**WRITTEN PROBLEM 1:** From the forum thread, set down the passage starting at "Then you have" and ending at "other way...", word for word.
**WRITTEN PROBLEM 2:** In the forum thread, which theory does the commenter astrange say the article is about?

**EXTRACTED TEXT:**
Then you have a finished story called "Add login to system" and an unstarted
story called "Fix problems with login". The stake holder sees the list and
says, "We can live with a few problems with the login system as long as the
core functionality is there. Let's ship!"

But... nobody wants to admit that login doesn't work at all so they look the
other way...

Absolute craziness that would be avoided if completion times were not
measured.

------
astrange
This article is about ego depletion theory, which is a little less popular
these days:

[http://blogs.discovermagazine.com/neuroskeptic/2016/07/31/en...](http://blogs.discovermagazine.com/neuroskeptic/2016/07/31/end-
of-ego-depletion/)

Even if it is true, it's also using the original claims about glucose
depletion, which would probably mean you were already addicted to sugar. Try
getting a water drinking habit instead?

------
InternetPerson
Is "ego depletion" the only explanation for the experiment? How do the
researchers rule out other explanations?

Maybe people choose the cake because they think, "Phew! I did something
difficult! I deserve some cake!" And the people who only memorized two numbers
think, "Well, I didn't do anything that warrants cake. I'll just take the
salad."

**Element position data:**
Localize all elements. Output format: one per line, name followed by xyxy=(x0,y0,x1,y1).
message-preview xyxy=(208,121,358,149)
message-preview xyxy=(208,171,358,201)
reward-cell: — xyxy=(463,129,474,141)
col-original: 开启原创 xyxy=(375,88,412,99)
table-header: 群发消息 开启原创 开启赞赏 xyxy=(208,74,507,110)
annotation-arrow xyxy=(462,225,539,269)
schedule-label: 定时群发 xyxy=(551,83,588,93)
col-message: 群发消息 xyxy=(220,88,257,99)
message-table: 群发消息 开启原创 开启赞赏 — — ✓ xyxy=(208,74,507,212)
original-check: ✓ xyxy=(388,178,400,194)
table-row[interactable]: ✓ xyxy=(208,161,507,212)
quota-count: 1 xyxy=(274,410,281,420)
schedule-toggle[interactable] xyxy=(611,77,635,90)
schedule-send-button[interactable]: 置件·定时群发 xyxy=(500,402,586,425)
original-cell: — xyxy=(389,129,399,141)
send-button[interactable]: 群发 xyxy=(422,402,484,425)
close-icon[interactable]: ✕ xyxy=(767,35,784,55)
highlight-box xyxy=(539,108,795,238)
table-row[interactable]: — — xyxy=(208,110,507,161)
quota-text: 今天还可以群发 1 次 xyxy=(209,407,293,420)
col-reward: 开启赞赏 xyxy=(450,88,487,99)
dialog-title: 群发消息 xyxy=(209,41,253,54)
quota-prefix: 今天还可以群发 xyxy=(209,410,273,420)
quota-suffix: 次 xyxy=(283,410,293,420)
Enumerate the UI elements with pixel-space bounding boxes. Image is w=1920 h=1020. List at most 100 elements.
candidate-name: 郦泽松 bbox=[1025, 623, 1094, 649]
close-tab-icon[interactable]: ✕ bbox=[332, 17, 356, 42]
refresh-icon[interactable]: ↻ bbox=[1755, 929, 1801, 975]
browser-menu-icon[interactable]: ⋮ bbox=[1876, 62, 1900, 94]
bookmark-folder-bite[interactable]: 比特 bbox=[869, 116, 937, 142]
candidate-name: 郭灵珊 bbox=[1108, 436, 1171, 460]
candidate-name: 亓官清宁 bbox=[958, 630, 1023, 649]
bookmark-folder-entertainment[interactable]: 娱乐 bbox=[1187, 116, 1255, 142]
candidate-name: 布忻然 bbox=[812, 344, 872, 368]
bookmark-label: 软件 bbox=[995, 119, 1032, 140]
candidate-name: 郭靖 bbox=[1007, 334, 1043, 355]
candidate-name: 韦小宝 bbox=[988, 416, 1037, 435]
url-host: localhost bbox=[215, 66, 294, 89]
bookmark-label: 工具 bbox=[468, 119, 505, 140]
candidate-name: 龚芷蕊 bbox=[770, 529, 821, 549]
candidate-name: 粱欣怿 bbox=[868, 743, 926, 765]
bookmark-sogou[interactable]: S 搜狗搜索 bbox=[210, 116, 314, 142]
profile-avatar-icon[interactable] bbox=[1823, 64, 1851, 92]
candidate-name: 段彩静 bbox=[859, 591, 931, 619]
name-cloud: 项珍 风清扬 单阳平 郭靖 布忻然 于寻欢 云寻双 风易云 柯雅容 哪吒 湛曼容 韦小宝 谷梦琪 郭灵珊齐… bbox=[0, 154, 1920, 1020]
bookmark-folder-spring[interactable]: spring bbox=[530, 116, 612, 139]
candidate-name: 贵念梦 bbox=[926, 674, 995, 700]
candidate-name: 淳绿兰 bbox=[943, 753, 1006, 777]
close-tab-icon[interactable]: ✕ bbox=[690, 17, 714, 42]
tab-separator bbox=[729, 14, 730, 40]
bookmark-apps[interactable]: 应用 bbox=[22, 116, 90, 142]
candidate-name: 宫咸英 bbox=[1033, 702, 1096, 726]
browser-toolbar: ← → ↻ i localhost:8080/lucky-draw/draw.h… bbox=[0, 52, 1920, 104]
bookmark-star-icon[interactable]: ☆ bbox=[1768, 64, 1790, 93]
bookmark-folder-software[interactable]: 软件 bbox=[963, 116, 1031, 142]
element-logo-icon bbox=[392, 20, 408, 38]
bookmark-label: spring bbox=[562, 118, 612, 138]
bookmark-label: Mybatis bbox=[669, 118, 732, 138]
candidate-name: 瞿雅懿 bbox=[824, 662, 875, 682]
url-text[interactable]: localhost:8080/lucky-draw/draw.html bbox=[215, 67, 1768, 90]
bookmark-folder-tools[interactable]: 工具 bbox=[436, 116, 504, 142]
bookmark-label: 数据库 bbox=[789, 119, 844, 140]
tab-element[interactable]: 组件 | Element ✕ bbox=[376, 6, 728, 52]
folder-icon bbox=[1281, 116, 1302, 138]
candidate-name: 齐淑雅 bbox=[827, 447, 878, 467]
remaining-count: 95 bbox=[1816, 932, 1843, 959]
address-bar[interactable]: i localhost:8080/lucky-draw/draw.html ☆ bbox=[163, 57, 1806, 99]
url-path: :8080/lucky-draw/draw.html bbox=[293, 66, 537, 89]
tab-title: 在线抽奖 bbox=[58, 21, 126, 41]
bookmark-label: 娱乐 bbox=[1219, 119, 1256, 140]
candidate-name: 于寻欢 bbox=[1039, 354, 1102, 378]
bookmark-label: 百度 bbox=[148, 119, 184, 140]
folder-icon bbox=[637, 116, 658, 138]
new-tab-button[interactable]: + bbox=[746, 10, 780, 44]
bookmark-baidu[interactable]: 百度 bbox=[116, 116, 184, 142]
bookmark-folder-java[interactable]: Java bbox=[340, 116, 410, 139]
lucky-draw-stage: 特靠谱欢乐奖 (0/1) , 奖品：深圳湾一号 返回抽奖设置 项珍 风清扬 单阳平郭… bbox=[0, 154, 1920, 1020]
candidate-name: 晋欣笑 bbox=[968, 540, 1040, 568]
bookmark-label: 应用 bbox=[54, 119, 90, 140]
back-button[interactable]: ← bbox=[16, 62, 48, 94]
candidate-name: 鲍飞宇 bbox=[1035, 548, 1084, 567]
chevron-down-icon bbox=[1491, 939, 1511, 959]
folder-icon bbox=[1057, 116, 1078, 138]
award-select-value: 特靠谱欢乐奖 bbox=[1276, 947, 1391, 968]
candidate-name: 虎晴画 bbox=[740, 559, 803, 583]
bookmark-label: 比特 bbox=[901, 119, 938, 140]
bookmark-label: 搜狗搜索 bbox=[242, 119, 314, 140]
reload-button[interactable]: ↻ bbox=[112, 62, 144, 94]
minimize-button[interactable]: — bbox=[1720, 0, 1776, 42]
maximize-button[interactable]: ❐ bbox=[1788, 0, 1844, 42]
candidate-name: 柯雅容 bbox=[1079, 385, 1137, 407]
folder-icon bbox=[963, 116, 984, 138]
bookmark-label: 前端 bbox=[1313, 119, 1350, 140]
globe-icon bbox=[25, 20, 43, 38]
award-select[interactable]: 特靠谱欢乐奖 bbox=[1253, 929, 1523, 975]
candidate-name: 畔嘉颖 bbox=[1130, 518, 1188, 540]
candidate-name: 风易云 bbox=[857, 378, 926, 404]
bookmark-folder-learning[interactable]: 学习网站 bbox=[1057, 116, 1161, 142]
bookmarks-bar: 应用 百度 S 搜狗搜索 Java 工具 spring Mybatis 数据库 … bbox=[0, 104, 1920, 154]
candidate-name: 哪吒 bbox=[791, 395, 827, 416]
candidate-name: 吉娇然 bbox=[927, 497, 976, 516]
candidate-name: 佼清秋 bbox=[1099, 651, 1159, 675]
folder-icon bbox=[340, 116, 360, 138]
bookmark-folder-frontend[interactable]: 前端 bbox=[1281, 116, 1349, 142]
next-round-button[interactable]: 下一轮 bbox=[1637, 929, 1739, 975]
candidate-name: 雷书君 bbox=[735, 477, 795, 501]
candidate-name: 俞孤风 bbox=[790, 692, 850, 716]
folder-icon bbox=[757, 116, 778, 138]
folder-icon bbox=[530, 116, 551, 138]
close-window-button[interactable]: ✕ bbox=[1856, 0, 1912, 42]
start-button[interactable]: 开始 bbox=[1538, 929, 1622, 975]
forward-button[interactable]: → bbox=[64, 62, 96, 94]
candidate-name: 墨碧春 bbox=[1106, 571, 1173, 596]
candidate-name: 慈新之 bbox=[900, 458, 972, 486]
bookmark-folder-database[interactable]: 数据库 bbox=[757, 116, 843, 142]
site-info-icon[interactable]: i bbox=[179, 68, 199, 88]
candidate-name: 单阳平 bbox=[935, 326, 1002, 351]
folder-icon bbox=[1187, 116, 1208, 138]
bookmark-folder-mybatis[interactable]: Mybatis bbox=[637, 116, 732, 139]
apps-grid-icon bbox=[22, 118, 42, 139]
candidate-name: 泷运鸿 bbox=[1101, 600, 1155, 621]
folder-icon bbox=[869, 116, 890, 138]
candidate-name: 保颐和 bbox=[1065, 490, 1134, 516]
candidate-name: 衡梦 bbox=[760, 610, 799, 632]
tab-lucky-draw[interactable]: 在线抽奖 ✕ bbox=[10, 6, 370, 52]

**TASK ANSWER 1:**
Then you have a finished story called "Add login to system" and an unstarted
story called "Fix problems with login". The stake holder sees the list and
says, "We can live with a few problems with the login system as long as the
core functionality is there. Let's ship!"

But... nobody wants to admit that login doesn't work at all so they look the
other way...

**TASK ANSWER 2:** Ego depletion theory.